** Selected passage follows **

Done yesterday (20100205 Fr)
0205 Fr % BPH again. awake at 3:30am. & message to Awsare about increasing doxazosin dose @ Less Snark, More Content * up 7:45; W=203.4; drugs, nose, teeth; breakfast, laundry % Dad died 11 years ago today. * 10am presentation at work lots of work ahead, but it'll be very good. @ You Can't Get Rid Of Anonymity Online, Even If You Wanted To Schneier on Security: Anonymity and the Internet Mandating universal identity and attribution is the wrong goal. Accept that there will always be anonymous speech on the Internet. Accept that you'll never truly know where a packet came from. Work on the problems you can solve: software that's secure in the face of whatever packet it receives, identification systems that are secure enough in the face of the risks. We can do far better at these things than we're doing, and they'll do more to improve security than trying to fix insoluble problems. @ Wal-Mart, Target Trying To Block Redbox From Purchasing DVDs? * walk: 5x around pond % hurting mainly in the left shin and upper ankle; some on the bottom of the left foot. The last lap around the pond may have been excessive. -> Places to get good seafood: Ranch 99 (Wolfe & Homestead) Marina (DeAnza & 280) (from Manoj) *- @IT-guy Just because it has the same manufacturer doesn't make it THE SAME as the motherboard you installed Linux on last week. ! I have trouble saying "no, I'm too busy", don't I? % call from Colleen re: meds, YD wants to know how to do taxes ! I am very close to the edge of not coping right now I feel almost paralyzed, and can't deal well with new tasks. depression? Oh. Date have anything to do with it? Probably. * order Colleen's potassium, Imuran, x lomotil buy Colleen's humira, loperamide, bismuth subsalicylate & laundry, dishes, dinner. steak sauteed with onions, kasha, cauliflower with drawn butter. * thankful Thursday: The Hartmann bag Interesting times at work a con with fewer mishaps than expected love a friend who gives me honest criticism when I need it * posted about Dad, the Hartmann bag * doubled doxazosin dose per Awsare's reply * bath; bed 11:30ish; snuggle; S=9919
Not exactly a good day -- the month from mid-January to mid-February is a bad one for anniversaries, and even without being consciously aware of the exact day(s), it affects me.

** End of Selected passage **

What the task asks: Resume the February 5, 2010 diary entry above, continuing it after its final sentence.

** Data under study follows **

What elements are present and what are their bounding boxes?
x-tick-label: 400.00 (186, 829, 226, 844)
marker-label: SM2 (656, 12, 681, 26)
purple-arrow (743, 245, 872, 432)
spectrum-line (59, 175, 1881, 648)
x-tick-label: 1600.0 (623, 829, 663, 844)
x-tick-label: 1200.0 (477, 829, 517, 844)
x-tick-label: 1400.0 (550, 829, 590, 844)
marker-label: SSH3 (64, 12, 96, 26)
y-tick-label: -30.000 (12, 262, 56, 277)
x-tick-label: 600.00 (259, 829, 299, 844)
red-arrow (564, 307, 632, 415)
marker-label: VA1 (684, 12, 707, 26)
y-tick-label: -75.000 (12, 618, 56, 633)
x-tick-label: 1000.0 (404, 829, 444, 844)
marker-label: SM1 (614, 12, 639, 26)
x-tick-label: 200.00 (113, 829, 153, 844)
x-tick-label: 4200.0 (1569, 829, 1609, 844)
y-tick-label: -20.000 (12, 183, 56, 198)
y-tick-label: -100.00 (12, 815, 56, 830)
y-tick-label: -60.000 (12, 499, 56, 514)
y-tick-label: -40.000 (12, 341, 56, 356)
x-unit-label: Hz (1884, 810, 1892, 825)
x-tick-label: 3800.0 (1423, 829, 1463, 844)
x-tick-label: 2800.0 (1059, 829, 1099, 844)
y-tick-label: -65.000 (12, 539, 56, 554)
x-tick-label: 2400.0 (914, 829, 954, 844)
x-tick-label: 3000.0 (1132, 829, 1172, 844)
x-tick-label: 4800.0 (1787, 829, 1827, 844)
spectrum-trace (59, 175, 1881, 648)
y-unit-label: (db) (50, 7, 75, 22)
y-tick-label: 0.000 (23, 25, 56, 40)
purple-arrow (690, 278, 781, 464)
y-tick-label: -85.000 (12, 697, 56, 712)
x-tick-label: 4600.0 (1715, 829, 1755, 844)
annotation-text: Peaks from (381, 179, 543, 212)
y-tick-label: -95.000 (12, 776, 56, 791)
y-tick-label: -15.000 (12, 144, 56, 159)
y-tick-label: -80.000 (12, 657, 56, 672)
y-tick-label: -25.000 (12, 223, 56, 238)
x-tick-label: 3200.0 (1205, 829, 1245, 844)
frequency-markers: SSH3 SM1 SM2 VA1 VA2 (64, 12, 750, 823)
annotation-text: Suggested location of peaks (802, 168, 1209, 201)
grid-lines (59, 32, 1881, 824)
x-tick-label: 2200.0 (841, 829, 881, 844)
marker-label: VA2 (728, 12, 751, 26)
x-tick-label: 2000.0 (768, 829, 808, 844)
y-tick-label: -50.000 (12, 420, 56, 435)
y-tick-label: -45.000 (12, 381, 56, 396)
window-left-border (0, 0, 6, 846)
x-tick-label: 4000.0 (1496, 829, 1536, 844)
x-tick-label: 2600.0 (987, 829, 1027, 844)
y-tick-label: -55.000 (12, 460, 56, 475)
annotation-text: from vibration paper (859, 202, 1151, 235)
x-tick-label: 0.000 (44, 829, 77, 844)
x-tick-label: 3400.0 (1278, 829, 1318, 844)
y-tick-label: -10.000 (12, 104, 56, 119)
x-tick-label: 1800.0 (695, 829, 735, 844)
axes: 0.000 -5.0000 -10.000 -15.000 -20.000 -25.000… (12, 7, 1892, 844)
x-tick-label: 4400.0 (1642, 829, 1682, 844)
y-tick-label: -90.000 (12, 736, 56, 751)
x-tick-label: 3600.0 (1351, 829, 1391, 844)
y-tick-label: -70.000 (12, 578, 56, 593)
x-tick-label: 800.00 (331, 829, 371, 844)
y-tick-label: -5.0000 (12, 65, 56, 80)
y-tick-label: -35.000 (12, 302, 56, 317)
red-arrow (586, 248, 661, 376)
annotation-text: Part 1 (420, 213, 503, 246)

** End of Data under study **

Exercise answer:
Ended up playing Towers of Hanoi in the evening: do the dishes so I can make dinner, do the laundry so I can get to bed later... I seem to be pretty close to the edge of not coping recently, either melting down from overload when an unexpected new task comes along, or feeling paralyzed and unable to do anything. The date, again, probably has something to do with it. Depression is insidious; the fact that I noticed it at all is, I suppose, a sign of improvement.
I have trouble saying "no, I'm too busy right now", don't I?